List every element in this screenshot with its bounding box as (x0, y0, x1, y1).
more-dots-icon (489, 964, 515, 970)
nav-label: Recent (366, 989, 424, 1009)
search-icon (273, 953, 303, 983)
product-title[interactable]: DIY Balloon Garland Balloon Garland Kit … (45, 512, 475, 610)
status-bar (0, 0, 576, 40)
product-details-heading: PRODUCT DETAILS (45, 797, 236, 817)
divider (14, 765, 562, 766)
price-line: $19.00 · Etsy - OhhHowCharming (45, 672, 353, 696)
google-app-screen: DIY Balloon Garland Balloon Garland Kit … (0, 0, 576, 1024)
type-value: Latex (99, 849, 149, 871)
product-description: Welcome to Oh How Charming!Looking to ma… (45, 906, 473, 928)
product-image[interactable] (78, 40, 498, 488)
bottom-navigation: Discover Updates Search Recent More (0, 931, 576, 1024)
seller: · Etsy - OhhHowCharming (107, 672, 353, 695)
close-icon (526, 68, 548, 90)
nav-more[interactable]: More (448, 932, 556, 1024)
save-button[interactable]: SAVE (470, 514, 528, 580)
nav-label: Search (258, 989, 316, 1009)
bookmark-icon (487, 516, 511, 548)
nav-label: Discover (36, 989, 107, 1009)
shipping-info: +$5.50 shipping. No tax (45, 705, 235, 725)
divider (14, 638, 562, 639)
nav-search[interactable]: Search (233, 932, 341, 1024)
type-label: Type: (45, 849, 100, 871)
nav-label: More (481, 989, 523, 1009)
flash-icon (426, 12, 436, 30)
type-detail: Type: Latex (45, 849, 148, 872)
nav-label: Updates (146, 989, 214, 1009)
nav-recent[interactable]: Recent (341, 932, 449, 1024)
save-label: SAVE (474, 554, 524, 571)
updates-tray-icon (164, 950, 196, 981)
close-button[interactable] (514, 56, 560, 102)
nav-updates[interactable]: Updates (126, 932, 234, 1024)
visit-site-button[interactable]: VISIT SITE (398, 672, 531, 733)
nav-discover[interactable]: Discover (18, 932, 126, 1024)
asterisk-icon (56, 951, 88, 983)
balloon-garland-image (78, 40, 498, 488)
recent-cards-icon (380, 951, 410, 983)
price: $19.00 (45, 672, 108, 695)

### Work instructions:
Copy out every line of the item above word for word, keeping each number and mark the same.

### Exercise answer:
List every element in this screenshot with its bounding box as (x0, y0, x1, y1).
more-dots-icon (489, 964, 515, 970)
nav-label: Recent (366, 989, 424, 1009)
search-icon (273, 953, 303, 983)
product-title[interactable]: DIY Balloon Garland Balloon Garland Kit … (45, 512, 475, 610)
status-bar (0, 0, 576, 40)
product-details-heading: PRODUCT DETAILS (45, 797, 236, 817)
divider (14, 765, 562, 766)
price-line: $19.00 · Etsy - OhhHowCharming (45, 672, 353, 696)
google-app-screen: DIY Balloon Garland Balloon Garland Kit … (0, 0, 576, 1024)
type-value: Latex (99, 849, 149, 871)
product-description: Welcome to Oh How Charming!Looking to ma… (45, 906, 473, 928)
product-image[interactable] (78, 40, 498, 488)
bottom-navigation: Discover Updates Search Recent More (0, 931, 576, 1024)
seller: · Etsy - OhhHowCharming (107, 672, 353, 695)
close-icon (526, 68, 548, 90)
nav-more[interactable]: More (448, 932, 556, 1024)
save-button[interactable]: SAVE (470, 514, 528, 580)
nav-label: Search (258, 989, 316, 1009)
bookmark-icon (487, 516, 511, 548)
nav-label: Discover (36, 989, 107, 1009)
shipping-info: +$5.50 shipping. No tax (45, 705, 235, 725)
divider (14, 638, 562, 639)
nav-search[interactable]: Search (233, 932, 341, 1024)
type-label: Type: (45, 849, 100, 871)
nav-label: More (481, 989, 523, 1009)
flash-icon (426, 12, 436, 30)
type-detail: Type: Latex (45, 849, 148, 872)
nav-label: Updates (146, 989, 214, 1009)
nav-recent[interactable]: Recent (341, 932, 449, 1024)
save-label: SAVE (474, 554, 524, 571)
updates-tray-icon (164, 950, 196, 981)
close-button[interactable] (514, 56, 560, 102)
nav-updates[interactable]: Updates (126, 932, 234, 1024)
visit-site-button[interactable]: VISIT SITE (398, 672, 531, 733)
nav-discover[interactable]: Discover (18, 932, 126, 1024)
asterisk-icon (56, 951, 88, 983)
balloon-garland-image (78, 40, 498, 488)
recent-cards-icon (380, 951, 410, 983)
price: $19.00 (45, 672, 108, 695)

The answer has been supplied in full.